__Exercise goal__
Word for word, copy all the data and drop the pictures.

§

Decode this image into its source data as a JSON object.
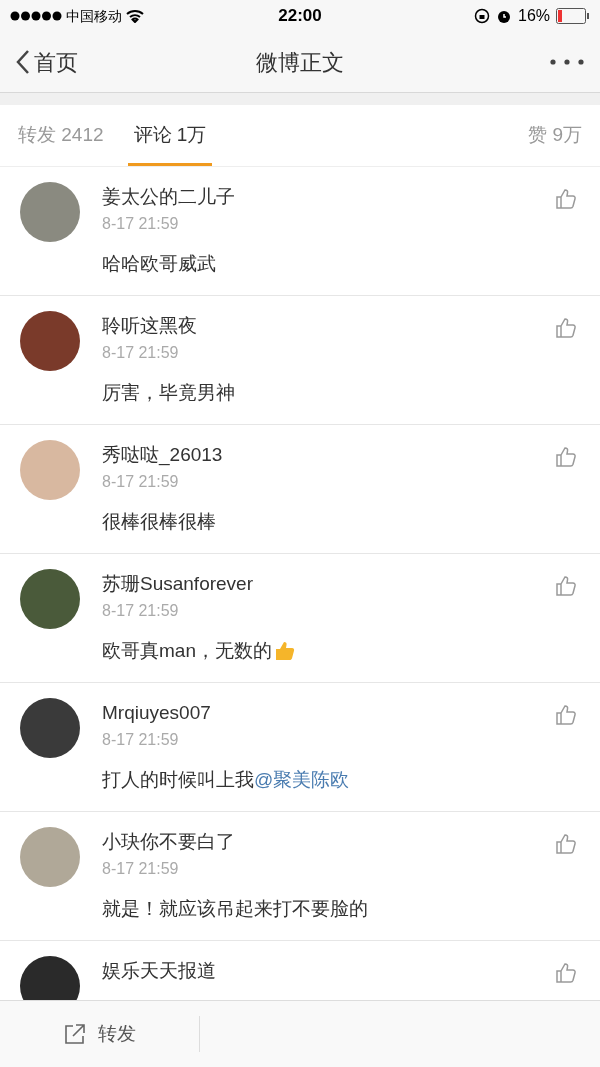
{
  "status_bar": {
    "carrier": "中国移动",
    "time": "22:00",
    "battery": "16%"
  },
  "nav": {
    "back": "首页",
    "title": "微博正文"
  },
  "tabs": [
    {
      "label": "转发 2412",
      "selected": false
    },
    {
      "label": "评论 1万",
      "selected": true
    }
  ],
  "likes_tab": {
    "label": "赞 9万"
  },
  "comments": [
    {
      "name": "姜太公的二儿子",
      "time": "8-17 21:59",
      "text": "哈哈欧哥威武"
    },
    {
      "name": "聆听这黑夜",
      "time": "8-17 21:59",
      "text": "厉害，毕竟男神"
    },
    {
      "name": "秀哒哒_26013",
      "time": "8-17 21:59",
      "text": "很棒很棒很棒"
    },
    {
      "name": "苏珊Susanforever",
      "time": "8-17 21:59",
      "text": "欧哥真man，无数的",
      "emoji": true
    },
    {
      "name": "Mrqiuyes007",
      "time": "8-17 21:59",
      "text": "打人的时候叫上我",
      "mention": "@聚美陈欧"
    },
    {
      "name": "小玦你不要白了",
      "time": "8-17 21:59",
      "text": "就是！就应该吊起来打不要脸的"
    },
    {
      "name": "娱乐天天报道"
    }
  ],
  "bottom_bar": {
    "repost": "转发"
  }
}
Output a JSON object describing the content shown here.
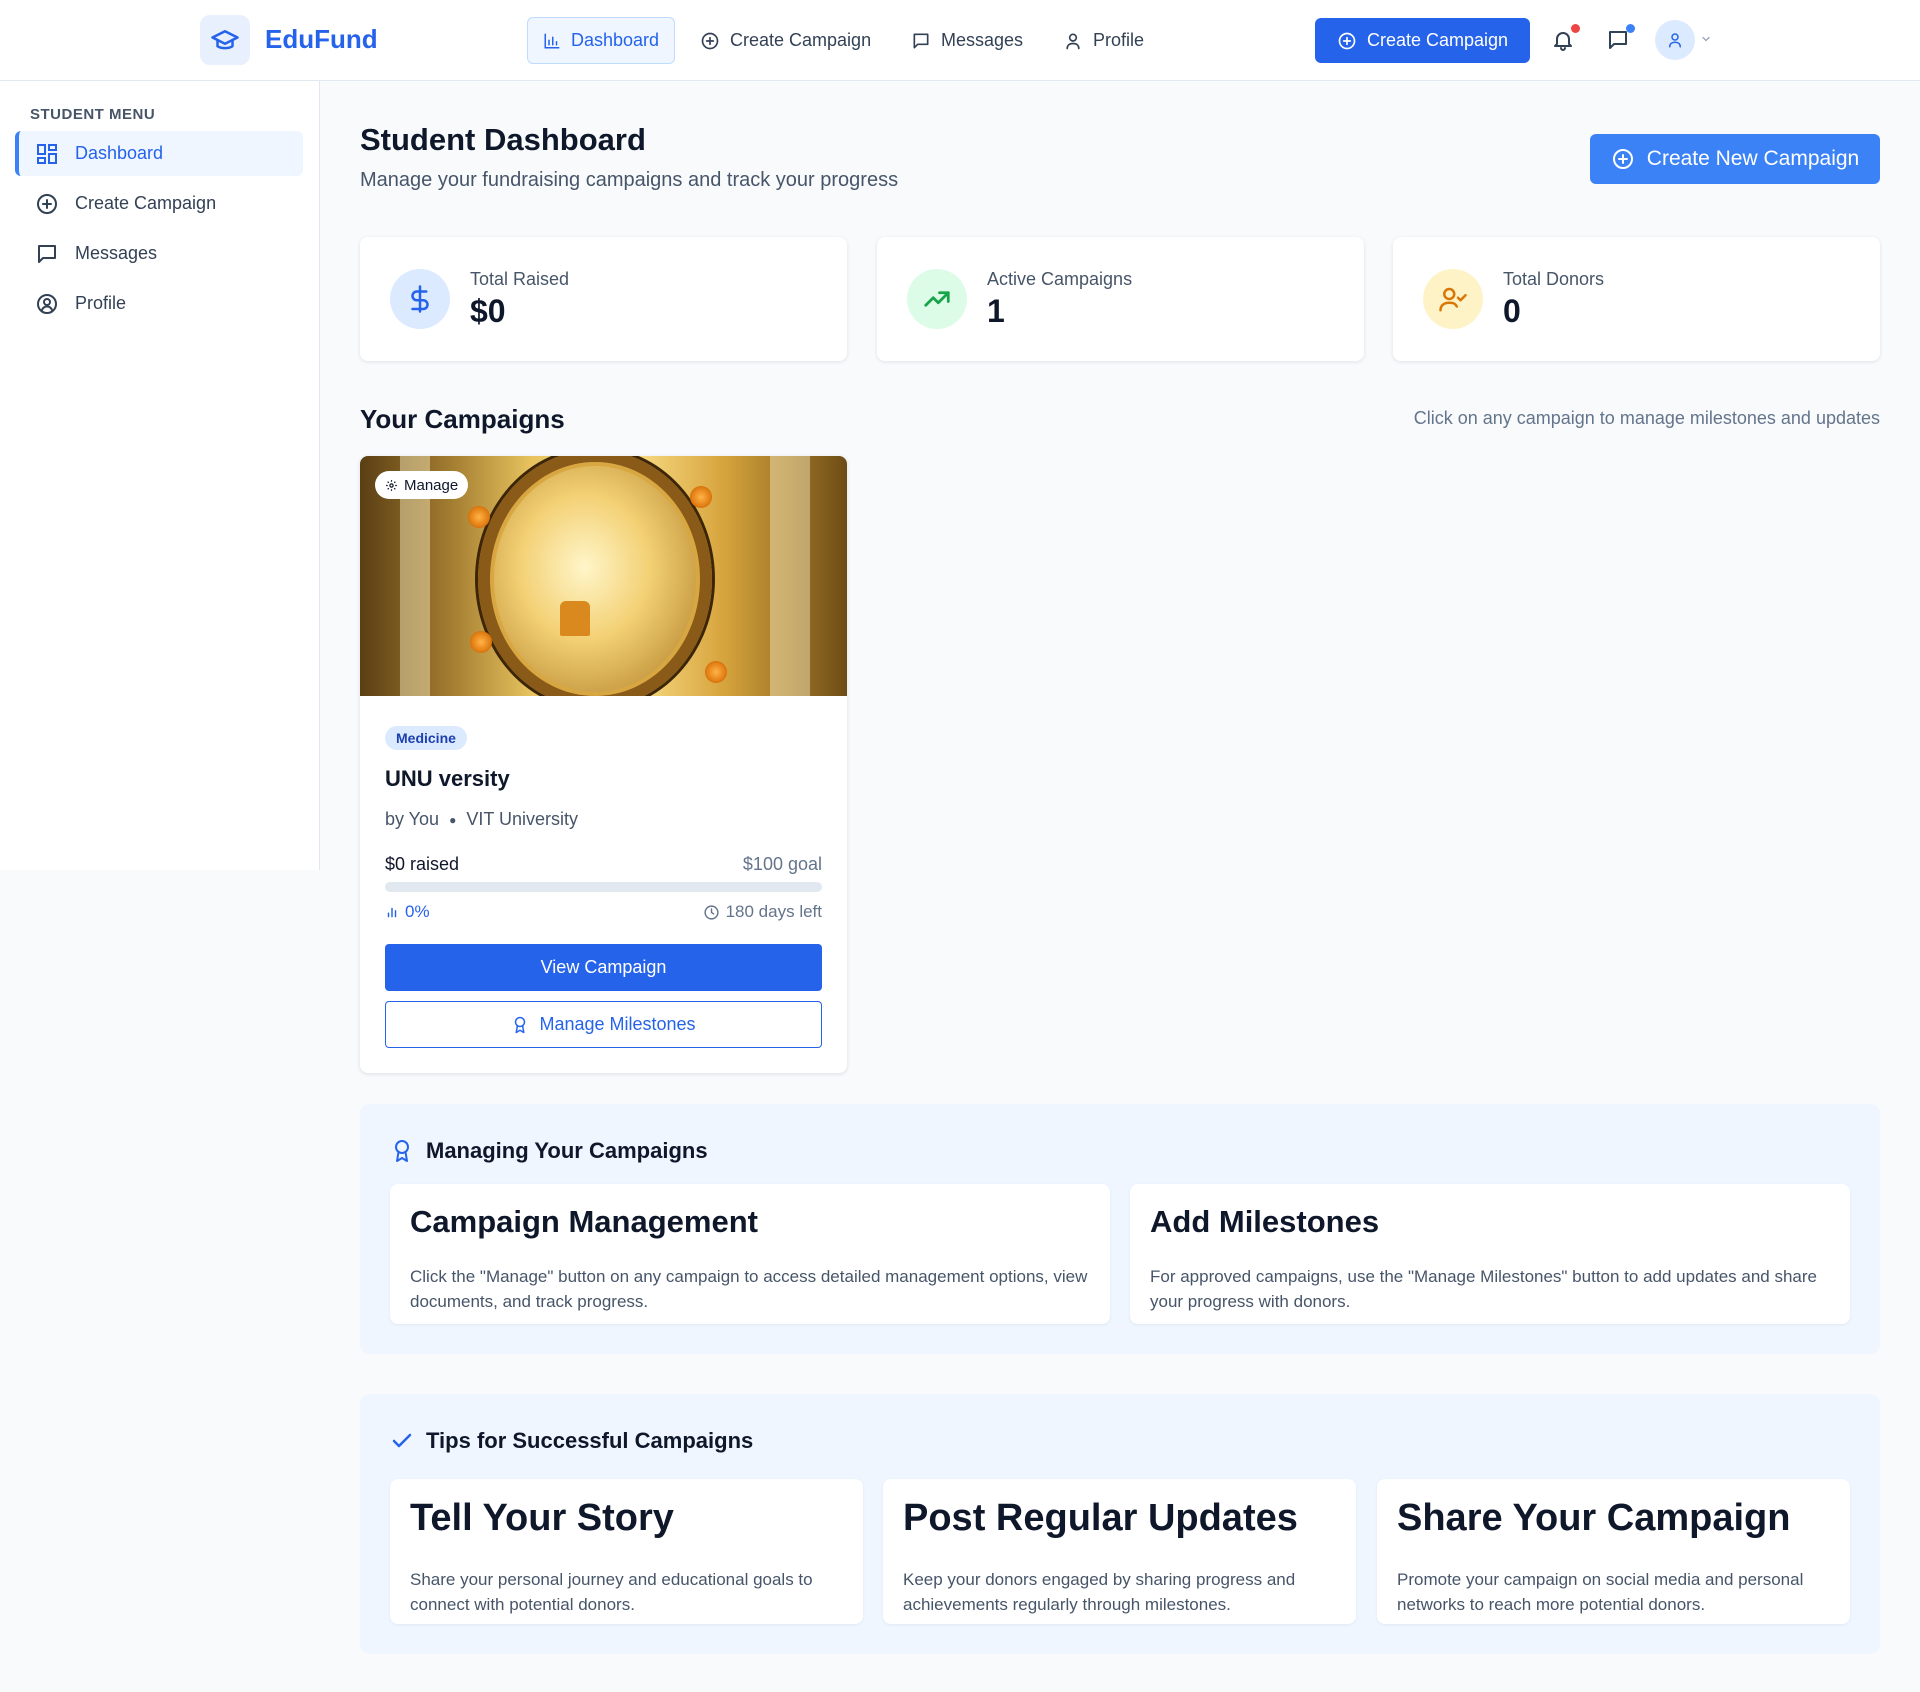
{
  "brand": {
    "name": "EduFund"
  },
  "topnav": {
    "items": [
      {
        "label": "Dashboard"
      },
      {
        "label": "Create Campaign"
      },
      {
        "label": "Messages"
      },
      {
        "label": "Profile"
      }
    ],
    "create_button": "Create Campaign"
  },
  "sidebar": {
    "heading": "STUDENT MENU",
    "items": [
      {
        "label": "Dashboard"
      },
      {
        "label": "Create Campaign"
      },
      {
        "label": "Messages"
      },
      {
        "label": "Profile"
      }
    ]
  },
  "header": {
    "title": "Student Dashboard",
    "subtitle": "Manage your fundraising campaigns and track your progress",
    "new_campaign_button": "Create New Campaign"
  },
  "stats": [
    {
      "label": "Total Raised",
      "value": "$0"
    },
    {
      "label": "Active Campaigns",
      "value": "1"
    },
    {
      "label": "Total Donors",
      "value": "0"
    }
  ],
  "campaigns_section": {
    "title": "Your Campaigns",
    "hint": "Click on any campaign to manage milestones and updates"
  },
  "campaign": {
    "manage_label": "Manage",
    "category": "Medicine",
    "title": "UNU versity",
    "author": "by You",
    "school": "VIT University",
    "raised": "$0 raised",
    "goal": "$100 goal",
    "percent": "0%",
    "progress_fraction": 0,
    "days_left": "180 days left",
    "view_button": "View Campaign",
    "milestones_button": "Manage Milestones"
  },
  "managing": {
    "title": "Managing Your Campaigns",
    "cards": [
      {
        "title": "Campaign Management",
        "text": "Click the \"Manage\" button on any campaign to access detailed management options, view documents, and track progress."
      },
      {
        "title": "Add Milestones",
        "text": "For approved campaigns, use the \"Manage Milestones\" button to add updates and share your progress with donors."
      }
    ]
  },
  "tips": {
    "title": "Tips for Successful Campaigns",
    "cards": [
      {
        "title": "Tell Your Story",
        "text": "Share your personal journey and educational goals to connect with potential donors."
      },
      {
        "title": "Post Regular Updates",
        "text": "Keep your donors engaged by sharing progress and achievements regularly through milestones."
      },
      {
        "title": "Share Your Campaign",
        "text": "Promote your campaign on social media and personal networks to reach more potential donors."
      }
    ]
  },
  "colors": {
    "primary": "#2563eb",
    "notification_dot": "#ef4444",
    "message_dot": "#3b82f6"
  }
}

§

__Complete response__
Decode this image into its source data as a JSON object.
{
  "status_bar": {
    "carrier": "中国移动",
    "time": "22:00",
    "battery": "16%"
  },
  "nav": {
    "back": "首页",
    "title": "微博正文"
  },
  "tabs": [
    {
      "label": "转发 2412",
      "selected": false
    },
    {
      "label": "评论 1万",
      "selected": true
    }
  ],
  "likes_tab": {
    "label": "赞 9万"
  },
  "comments": [
    {
      "name": "姜太公的二儿子",
      "time": "8-17 21:59",
      "text": "哈哈欧哥威武"
    },
    {
      "name": "聆听这黑夜",
      "time": "8-17 21:59",
      "text": "厉害，毕竟男神"
    },
    {
      "name": "秀哒哒_26013",
      "time": "8-17 21:59",
      "text": "很棒很棒很棒"
    },
    {
      "name": "苏珊Susanforever",
      "time": "8-17 21:59",
      "text": "欧哥真man，无数的",
      "emoji": true
    },
    {
      "name": "Mrqiuyes007",
      "time": "8-17 21:59",
      "text": "打人的时候叫上我",
      "mention": "@聚美陈欧"
    },
    {
      "name": "小玦你不要白了",
      "time": "8-17 21:59",
      "text": "就是！就应该吊起来打不要脸的"
    },
    {
      "name": "娱乐天天报道"
    }
  ],
  "bottom_bar": {
    "repost": "转发"
  }
}
Output a JSON object describing the content shown here.
{
  "brand": {
    "name": "EduFund"
  },
  "topnav": {
    "items": [
      {
        "label": "Dashboard"
      },
      {
        "label": "Create Campaign"
      },
      {
        "label": "Messages"
      },
      {
        "label": "Profile"
      }
    ],
    "create_button": "Create Campaign"
  },
  "sidebar": {
    "heading": "STUDENT MENU",
    "items": [
      {
        "label": "Dashboard"
      },
      {
        "label": "Create Campaign"
      },
      {
        "label": "Messages"
      },
      {
        "label": "Profile"
      }
    ]
  },
  "header": {
    "title": "Student Dashboard",
    "subtitle": "Manage your fundraising campaigns and track your progress",
    "new_campaign_button": "Create New Campaign"
  },
  "stats": [
    {
      "label": "Total Raised",
      "value": "$0"
    },
    {
      "label": "Active Campaigns",
      "value": "1"
    },
    {
      "label": "Total Donors",
      "value": "0"
    }
  ],
  "campaigns_section": {
    "title": "Your Campaigns",
    "hint": "Click on any campaign to manage milestones and updates"
  },
  "campaign": {
    "manage_label": "Manage",
    "category": "Medicine",
    "title": "UNU versity",
    "author": "by You",
    "school": "VIT University",
    "raised": "$0 raised",
    "goal": "$100 goal",
    "percent": "0%",
    "progress_fraction": 0,
    "days_left": "180 days left",
    "view_button": "View Campaign",
    "milestones_button": "Manage Milestones"
  },
  "managing": {
    "title": "Managing Your Campaigns",
    "cards": [
      {
        "title": "Campaign Management",
        "text": "Click the \"Manage\" button on any campaign to access detailed management options, view documents, and track progress."
      },
      {
        "title": "Add Milestones",
        "text": "For approved campaigns, use the \"Manage Milestones\" button to add updates and share your progress with donors."
      }
    ]
  },
  "tips": {
    "title": "Tips for Successful Campaigns",
    "cards": [
      {
        "title": "Tell Your Story",
        "text": "Share your personal journey and educational goals to connect with potential donors."
      },
      {
        "title": "Post Regular Updates",
        "text": "Keep your donors engaged by sharing progress and achievements regularly through milestones."
      },
      {
        "title": "Share Your Campaign",
        "text": "Promote your campaign on social media and personal networks to reach more potential donors."
      }
    ]
  },
  "colors": {
    "primary": "#2563eb",
    "notification_dot": "#ef4444",
    "message_dot": "#3b82f6"
  }
}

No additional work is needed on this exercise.